- Aim of the exercise
Put the lines of each item below into a JSON list of strings, one string per line, with blank lines skipped. Leave the pictures out.

- Data extract
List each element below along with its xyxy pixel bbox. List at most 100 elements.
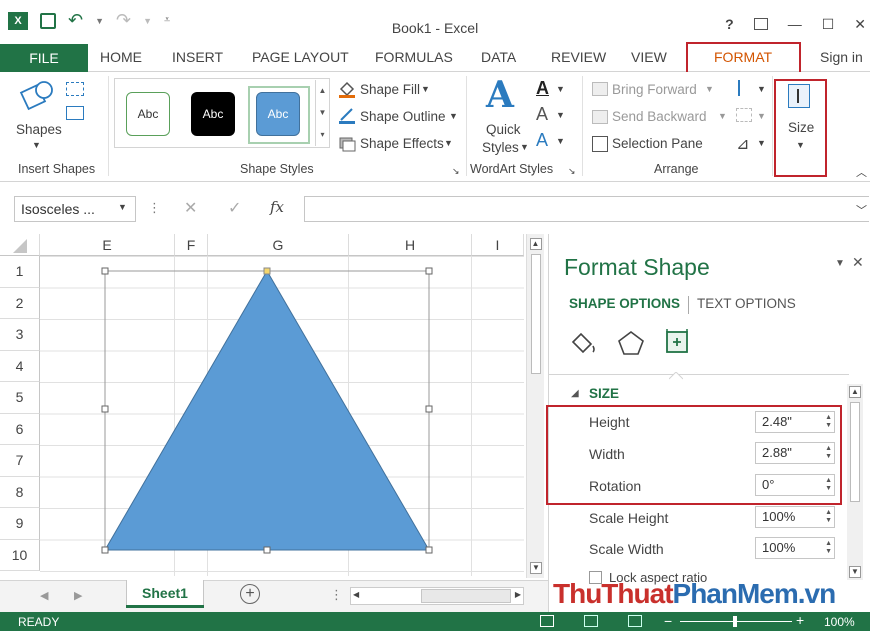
shape-effects-dropdown-icon[interactable]: ▼ bbox=[444, 138, 453, 148]
zoom-level[interactable]: 100% bbox=[824, 615, 855, 629]
section-size-header[interactable]: SIZE bbox=[589, 386, 619, 401]
scroll-thumb[interactable] bbox=[530, 254, 541, 374]
column-header[interactable]: E bbox=[40, 234, 175, 256]
scale-height-spinner-icon[interactable]: ▲ ▼ bbox=[825, 509, 832, 525]
row-header[interactable]: 1 bbox=[0, 256, 40, 288]
collapse-ribbon-icon[interactable]: ︿ bbox=[856, 164, 867, 180]
maximize-button[interactable]: ☐ bbox=[822, 16, 835, 33]
shapes-icon[interactable] bbox=[18, 78, 58, 118]
new-sheet-icon[interactable]: + bbox=[240, 584, 260, 604]
pane-scrollbar[interactable]: ▲ ▼ bbox=[847, 384, 863, 580]
pane-scroll-down-icon[interactable]: ▼ bbox=[849, 566, 861, 578]
scale-width-spinner-icon[interactable]: ▲ ▼ bbox=[825, 540, 832, 556]
page-break-view-icon[interactable] bbox=[628, 615, 642, 627]
shape-outline-dropdown-icon[interactable]: ▼ bbox=[449, 111, 458, 121]
section-collapse-icon[interactable]: ◢ bbox=[571, 388, 579, 399]
tab-review[interactable]: REVIEW bbox=[551, 49, 606, 65]
quick-styles-icon[interactable]: A bbox=[486, 74, 514, 116]
zoom-slider-thumb[interactable] bbox=[733, 616, 737, 627]
close-button[interactable]: ✕ bbox=[854, 16, 866, 33]
pane-scroll-up-icon[interactable]: ▲ bbox=[849, 386, 861, 398]
shape-outline-button[interactable]: Shape Outline bbox=[360, 109, 446, 124]
more-options-icon[interactable]: ⋮ bbox=[148, 200, 161, 216]
group-dropdown-icon[interactable]: ▼ bbox=[757, 111, 766, 121]
cancel-icon[interactable]: ✕ bbox=[184, 198, 197, 218]
row-header[interactable]: 5 bbox=[0, 382, 40, 414]
text-effects-dropdown-icon[interactable]: ▼ bbox=[556, 136, 565, 146]
scroll-left-icon[interactable]: ◀ bbox=[353, 590, 359, 599]
scroll-right-icon[interactable]: ▶ bbox=[515, 590, 521, 599]
effects-icon[interactable] bbox=[617, 330, 645, 356]
selection-pane-button[interactable]: Selection Pane bbox=[612, 136, 703, 151]
quick-styles-label2[interactable]: Styles bbox=[482, 140, 519, 155]
bring-forward-dropdown-icon[interactable]: ▼ bbox=[705, 84, 714, 94]
next-sheet-icon[interactable]: ▶ bbox=[74, 589, 82, 602]
text-effects-icon[interactable]: A bbox=[536, 130, 548, 151]
expand-formula-icon[interactable]: ﹀ bbox=[856, 202, 867, 218]
column-header[interactable]: G bbox=[208, 234, 349, 256]
shapes-label[interactable]: Shapes bbox=[16, 122, 62, 137]
h-scroll-thumb[interactable] bbox=[421, 589, 511, 603]
pane-options-icon[interactable]: ▼ bbox=[835, 258, 845, 269]
send-backward-button[interactable]: Send Backward bbox=[612, 109, 707, 124]
dialog-launcher-icon[interactable]: ↘ bbox=[452, 166, 460, 177]
text-fill-icon[interactable]: A bbox=[536, 78, 549, 99]
prev-sheet-icon[interactable]: ◀ bbox=[40, 589, 48, 602]
rotate-dropdown-icon[interactable]: ▼ bbox=[757, 138, 766, 148]
row-header[interactable]: 10 bbox=[0, 539, 40, 571]
scale-width-value[interactable]: 100% bbox=[762, 540, 795, 555]
row-header[interactable]: 6 bbox=[0, 413, 40, 445]
pane-scroll-thumb[interactable] bbox=[850, 402, 860, 502]
page-layout-view-icon[interactable] bbox=[584, 615, 598, 627]
shape-style-preset[interactable]: Abc bbox=[191, 92, 235, 136]
text-outline-dropdown-icon[interactable]: ▼ bbox=[556, 110, 565, 120]
tab-formulas[interactable]: FORMULAS bbox=[375, 49, 453, 65]
column-header[interactable]: I bbox=[472, 234, 524, 256]
worksheet-grid[interactable]: E F G H I 1 2 3 4 5 6 7 8 9 10 ▲ ▼ bbox=[0, 234, 548, 580]
tab-insert[interactable]: INSERT bbox=[172, 49, 223, 65]
row-header[interactable]: 7 bbox=[0, 445, 40, 477]
shape-fill-dropdown-icon[interactable]: ▼ bbox=[421, 84, 430, 94]
align-icon[interactable] bbox=[738, 80, 752, 96]
pane-close-icon[interactable]: ✕ bbox=[852, 254, 864, 271]
fill-line-icon[interactable] bbox=[569, 330, 599, 356]
group-icon[interactable] bbox=[736, 108, 752, 122]
text-fill-dropdown-icon[interactable]: ▼ bbox=[556, 84, 565, 94]
row-header[interactable]: 4 bbox=[0, 350, 40, 382]
shape-fill-button[interactable]: Shape Fill bbox=[360, 82, 420, 97]
sheet-tab[interactable]: Sheet1 bbox=[126, 580, 204, 607]
size-properties-icon[interactable] bbox=[663, 328, 691, 356]
quick-styles-label[interactable]: Quick bbox=[486, 122, 521, 137]
tab-view[interactable]: VIEW bbox=[631, 49, 667, 65]
quick-styles-dropdown-icon[interactable]: ▼ bbox=[520, 142, 529, 152]
normal-view-icon[interactable] bbox=[540, 615, 554, 627]
column-header[interactable]: F bbox=[175, 234, 208, 256]
dialog-launcher-icon[interactable]: ↘ bbox=[568, 166, 576, 177]
vertical-scrollbar[interactable]: ▲ ▼ bbox=[526, 234, 544, 578]
text-box-icon[interactable] bbox=[66, 106, 84, 120]
row-header[interactable]: 2 bbox=[0, 287, 40, 319]
tab-file[interactable]: FILE bbox=[0, 44, 88, 72]
rotate-icon[interactable]: ⊿ bbox=[736, 134, 749, 154]
insert-function-icon[interactable]: fx bbox=[270, 198, 284, 216]
formula-input[interactable] bbox=[304, 196, 869, 222]
tab-page-layout[interactable]: PAGE LAYOUT bbox=[252, 49, 349, 65]
shape-style-preset[interactable]: Abc bbox=[256, 92, 300, 136]
edit-shape-icon[interactable] bbox=[66, 82, 84, 96]
gallery-scroll-icon[interactable]: ▲ ▼ ▾ bbox=[315, 80, 329, 146]
scale-height-value[interactable]: 100% bbox=[762, 509, 795, 524]
text-outline-icon[interactable]: A bbox=[536, 104, 548, 125]
row-header[interactable]: 8 bbox=[0, 476, 40, 508]
bring-forward-button[interactable]: Bring Forward bbox=[612, 82, 697, 97]
zoom-in-icon[interactable]: + bbox=[796, 612, 804, 628]
select-all-corner[interactable] bbox=[0, 234, 40, 256]
enter-icon[interactable]: ✓ bbox=[228, 198, 241, 218]
scroll-up-icon[interactable]: ▲ bbox=[529, 238, 542, 250]
align-dropdown-icon[interactable]: ▼ bbox=[757, 84, 766, 94]
column-header[interactable]: H bbox=[349, 234, 472, 256]
help-button[interactable]: ? bbox=[725, 16, 734, 33]
scroll-down-icon[interactable]: ▼ bbox=[530, 562, 542, 574]
horizontal-scrollbar[interactable]: ◀ ▶ bbox=[350, 587, 524, 605]
ribbon-display-button[interactable] bbox=[753, 18, 768, 30]
scale-width-field[interactable]: 100% ▲ ▼ bbox=[755, 537, 835, 559]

- Response to the exercise
[
  "List each element below along with its xyxy pixel bbox. List at most 100 elements.",
  "shape-effects-dropdown-icon[interactable]: ▼ bbox=[444, 138, 453, 148]",
  "zoom-level[interactable]: 100% bbox=[824, 615, 855, 629]",
  "section-size-header[interactable]: SIZE bbox=[589, 386, 619, 401]",
  "scroll-thumb[interactable] bbox=[530, 254, 541, 374]",
  "column-header[interactable]: E bbox=[40, 234, 175, 256]",
  "scale-height-spinner-icon[interactable]: ▲ ▼ bbox=[825, 509, 832, 525]",
  "row-header[interactable]: 1 bbox=[0, 256, 40, 288]",
  "collapse-ribbon-icon[interactable]: ︿ bbox=[856, 164, 867, 180]",
  "maximize-button[interactable]: ☐ bbox=[822, 16, 835, 33]",
  "shapes-icon[interactable] bbox=[18, 78, 58, 118]",
  "new-sheet-icon[interactable]: + bbox=[240, 584, 260, 604]",
  "pane-scrollbar[interactable]: ▲ ▼ bbox=[847, 384, 863, 580]",
  "pane-scroll-down-icon[interactable]: ▼ bbox=[849, 566, 861, 578]",
  "scale-width-spinner-icon[interactable]: ▲ ▼ bbox=[825, 540, 832, 556]",
  "page-break-view-icon[interactable] bbox=[628, 615, 642, 627]",
  "shape-outline-dropdown-icon[interactable]: ▼ bbox=[449, 111, 458, 121]",
  "section-collapse-icon[interactable]: ◢ bbox=[571, 388, 579, 399]",
  "tab-review[interactable]: REVIEW bbox=[551, 49, 606, 65]",
  "quick-styles-icon[interactable]: A bbox=[486, 74, 514, 116]",
  "zoom-slider-thumb[interactable] bbox=[733, 616, 737, 627]",
  "close-button[interactable]: ✕ bbox=[854, 16, 866, 33]",
  "pane-scroll-up-icon[interactable]: ▲ bbox=[849, 386, 861, 398]",
  "shape-outline-button[interactable]: Shape Outline bbox=[360, 109, 446, 124]",
  "more-options-icon[interactable]: ⋮ bbox=[148, 200, 161, 216]",
  "group-dropdown-icon[interactable]: ▼ bbox=[757, 111, 766, 121]",
  "cancel-icon[interactable]: ✕ bbox=[184, 198, 197, 218]",
  "row-header[interactable]: 5 bbox=[0, 382, 40, 414]",
  "text-effects-dropdown-icon[interactable]: ▼ bbox=[556, 136, 565, 146]",
  "scroll-left-icon[interactable]: ◀ bbox=[353, 590, 359, 599]",
  "scroll-right-icon[interactable]: ▶ bbox=[515, 590, 521, 599]",
  "effects-icon[interactable] bbox=[617, 330, 645, 356]",
  "selection-pane-button[interactable]: Selection Pane bbox=[612, 136, 703, 151]",
  "quick-styles-label2[interactable]: Styles bbox=[482, 140, 519, 155]",
  "bring-forward-dropdown-icon[interactable]: ▼ bbox=[705, 84, 714, 94]",
  "next-sheet-icon[interactable]: ▶ bbox=[74, 589, 82, 602]",
  "text-effects-icon[interactable]: A bbox=[536, 130, 548, 151]",
  "expand-formula-icon[interactable]: ﹀ bbox=[856, 202, 867, 218]",
  "column-header[interactable]: G bbox=[208, 234, 349, 256]",
  "shapes-label[interactable]: Shapes bbox=[16, 122, 62, 137]",
  "h-scroll-thumb[interactable] bbox=[421, 589, 511, 603]",
  "pane-options-icon[interactable]: ▼ bbox=[835, 258, 845, 269]",
  "send-backward-button[interactable]: Send Backward bbox=[612, 109, 707, 124]",
  "dialog-launcher-icon[interactable]: ↘ bbox=[452, 166, 460, 177]",
  "text-fill-icon[interactable]: A bbox=[536, 78, 549, 99]",
  "prev-sheet-icon[interactable]: ◀ bbox=[40, 589, 48, 602]",
  "rotate-dropdown-icon[interactable]: ▼ bbox=[757, 138, 766, 148]",
  "row-header[interactable]: 10 bbox=[0, 539, 40, 571]",
  "scale-width-value[interactable]: 100% bbox=[762, 540, 795, 555]",
  "row-header[interactable]: 6 bbox=[0, 413, 40, 445]",
  "pane-scroll-thumb[interactable] bbox=[850, 402, 860, 502]",
  "page-layout-view-icon[interactable] bbox=[584, 615, 598, 627]",
  "shape-style-preset[interactable]: Abc bbox=[191, 92, 235, 136]",
  "text-outline-dropdown-icon[interactable]: ▼ bbox=[556, 110, 565, 120]",
  "tab-formulas[interactable]: FORMULAS bbox=[375, 49, 453, 65]",
  "column-header[interactable]: I bbox=[472, 234, 524, 256]",
  "worksheet-grid[interactable]: E F G H I 1 2 3 4 5 6 7 8 9 10 ▲ ▼ bbox=[0, 234, 548, 580]",
  "tab-insert[interactable]: INSERT bbox=[172, 49, 223, 65]",
  "row-header[interactable]: 7 bbox=[0, 445, 40, 477]",
  "shape-fill-dropdown-icon[interactable]: ▼ bbox=[421, 84, 430, 94]",
  "align-icon[interactable] bbox=[738, 80, 752, 96]",
  "pane-close-icon[interactable]: ✕ bbox=[852, 254, 864, 271]",
  "fill-line-icon[interactable] bbox=[569, 330, 599, 356]",
  "group-icon[interactable] bbox=[736, 108, 752, 122]",
  "text-fill-dropdown-icon[interactable]: ▼ bbox=[556, 84, 565, 94]",
  "row-header[interactable]: 4 bbox=[0, 350, 40, 382]",
  "shape-fill-button[interactable]: Shape Fill bbox=[360, 82, 420, 97]",
  "sheet-tab[interactable]: Sheet1 bbox=[126, 580, 204, 607]",
  "size-properties-icon[interactable] bbox=[663, 328, 691, 356]",
  "quick-styles-label[interactable]: Quick bbox=[486, 122, 521, 137]",
  "tab-view[interactable]: VIEW bbox=[631, 49, 667, 65]",
  "quick-styles-dropdown-icon[interactable]: ▼ bbox=[520, 142, 529, 152]",
  "normal-view-icon[interactable] bbox=[540, 615, 554, 627]",
  "column-header[interactable]: F bbox=[175, 234, 208, 256]",
  "dialog-launcher-icon[interactable]: ↘ bbox=[568, 166, 576, 177]",
  "vertical-scrollbar[interactable]: ▲ ▼ bbox=[526, 234, 544, 578]",
  "text-box-icon[interactable] bbox=[66, 106, 84, 120]",
  "row-header[interactable]: 2 bbox=[0, 287, 40, 319]",
  "tab-file[interactable]: FILE bbox=[0, 44, 88, 72]",
  "rotate-icon[interactable]: ⊿ bbox=[736, 134, 749, 154]",
  "insert-function-icon[interactable]: fx bbox=[270, 198, 284, 216]",
  "formula-input[interactable] bbox=[304, 196, 869, 222]",
  "tab-page-layout[interactable]: PAGE LAYOUT bbox=[252, 49, 349, 65]",
  "shape-style-preset[interactable]: Abc bbox=[256, 92, 300, 136]",
  "edit-shape-icon[interactable] bbox=[66, 82, 84, 96]",
  "gallery-scroll-icon[interactable]: ▲ ▼ ▾ bbox=[315, 80, 329, 146]",
  "scale-height-value[interactable]: 100% bbox=[762, 509, 795, 524]",
  "text-outline-icon[interactable]: A bbox=[536, 104, 548, 125]",
  "row-header[interactable]: 8 bbox=[0, 476, 40, 508]",
  "bring-forward-button[interactable]: Bring Forward bbox=[612, 82, 697, 97]",
  "zoom-in-icon[interactable]: + bbox=[796, 612, 804, 628]",
  "select-all-corner[interactable] bbox=[0, 234, 40, 256]",
  "enter-icon[interactable]: ✓ bbox=[228, 198, 241, 218]",
  "scroll-up-icon[interactable]: ▲ bbox=[529, 238, 542, 250]",
  "align-dropdown-icon[interactable]: ▼ bbox=[757, 84, 766, 94]",
  "column-header[interactable]: H bbox=[349, 234, 472, 256]",
  "help-button[interactable]: ? bbox=[725, 16, 734, 33]",
  "scroll-down-icon[interactable]: ▼ bbox=[530, 562, 542, 574]",
  "horizontal-scrollbar[interactable]: ◀ ▶ bbox=[350, 587, 524, 605]",
  "ribbon-display-button[interactable] bbox=[753, 18, 768, 30]",
  "scale-width-field[interactable]: 100% ▲ ▼ bbox=[755, 537, 835, 559]"
]